- Aim -
Return every record below exactly as written, omitting any pictures.

[Dataset items]
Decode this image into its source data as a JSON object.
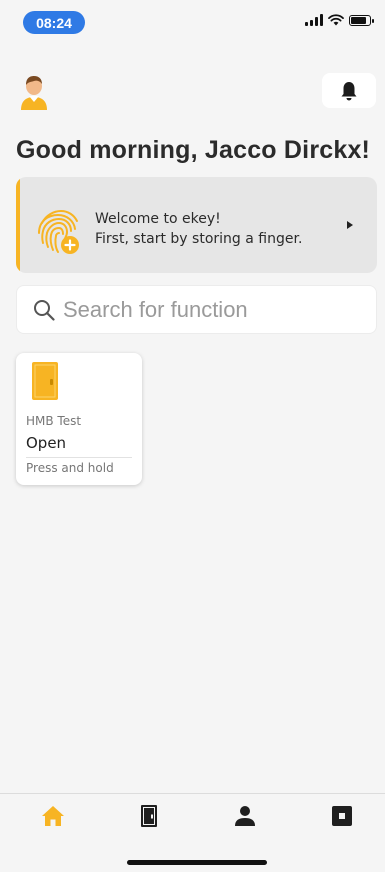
{
  "status_bar": {
    "time": "08:24",
    "battery_level": 0.85
  },
  "header": {
    "greeting": "Good morning, Jacco Dirckx!",
    "avatar_icon": "user-avatar-icon",
    "bell_icon": "bell-icon"
  },
  "welcome_card": {
    "line1": "Welcome to ekey!",
    "line2": "First, start by storing a finger.",
    "icon": "fingerprint-add-icon",
    "accent_color": "#f7b423"
  },
  "search": {
    "placeholder": "Search for function",
    "value": ""
  },
  "functions": [
    {
      "icon": "door-icon",
      "device": "HMB Test",
      "action": "Open",
      "hint": "Press and hold"
    }
  ],
  "bottom_nav": {
    "items": [
      {
        "icon": "home-icon",
        "active": true
      },
      {
        "icon": "door-icon",
        "active": false
      },
      {
        "icon": "person-icon",
        "active": false
      },
      {
        "icon": "square-icon",
        "active": false
      }
    ],
    "active_color": "#f7b423"
  }
}
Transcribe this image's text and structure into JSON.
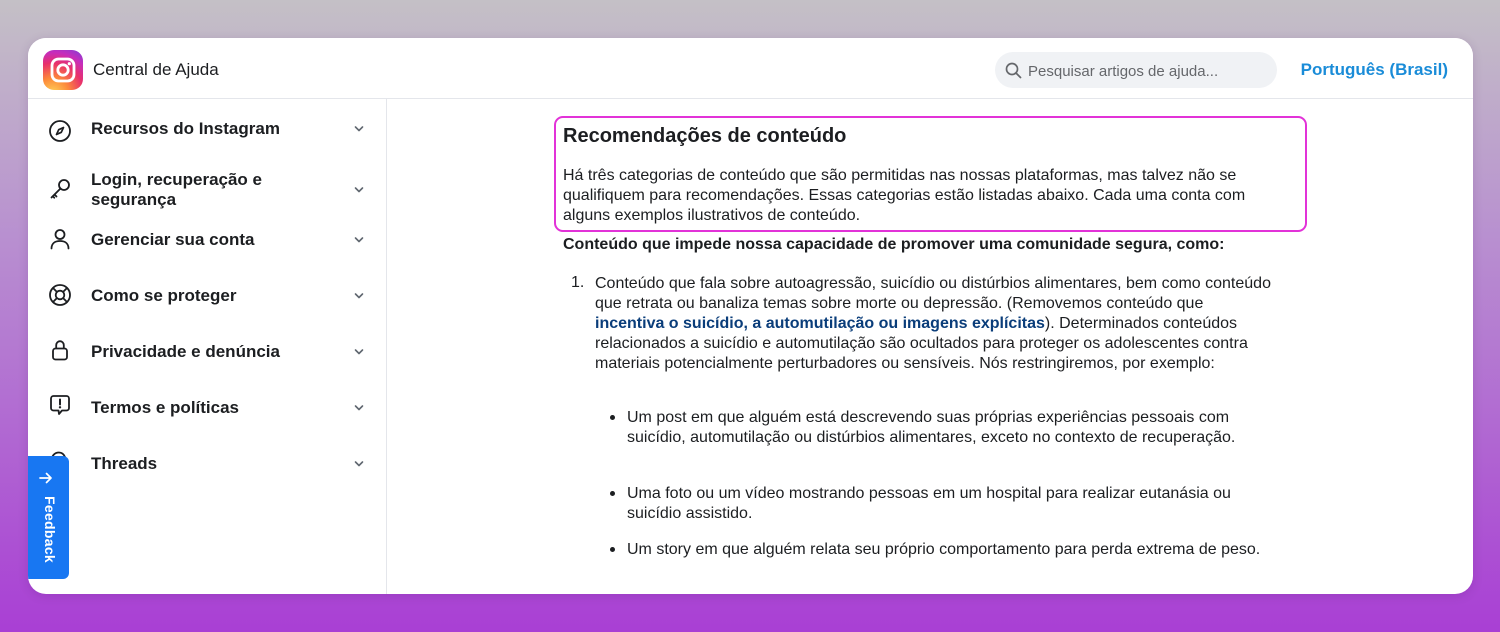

- Problem solution -
Decode this image into its source data as a JSON object.
{
  "status_bar": {
    "time": "08:24",
    "battery_level": 0.85
  },
  "header": {
    "greeting": "Good morning, Jacco Dirckx!",
    "avatar_icon": "user-avatar-icon",
    "bell_icon": "bell-icon"
  },
  "welcome_card": {
    "line1": "Welcome to ekey!",
    "line2": "First, start by storing a finger.",
    "icon": "fingerprint-add-icon",
    "accent_color": "#f7b423"
  },
  "search": {
    "placeholder": "Search for function",
    "value": ""
  },
  "functions": [
    {
      "icon": "door-icon",
      "device": "HMB Test",
      "action": "Open",
      "hint": "Press and hold"
    }
  ],
  "bottom_nav": {
    "items": [
      {
        "icon": "home-icon",
        "active": true
      },
      {
        "icon": "door-icon",
        "active": false
      },
      {
        "icon": "person-icon",
        "active": false
      },
      {
        "icon": "square-icon",
        "active": false
      }
    ],
    "active_color": "#f7b423"
  }
}
Transcribe this image's text and structure into JSON.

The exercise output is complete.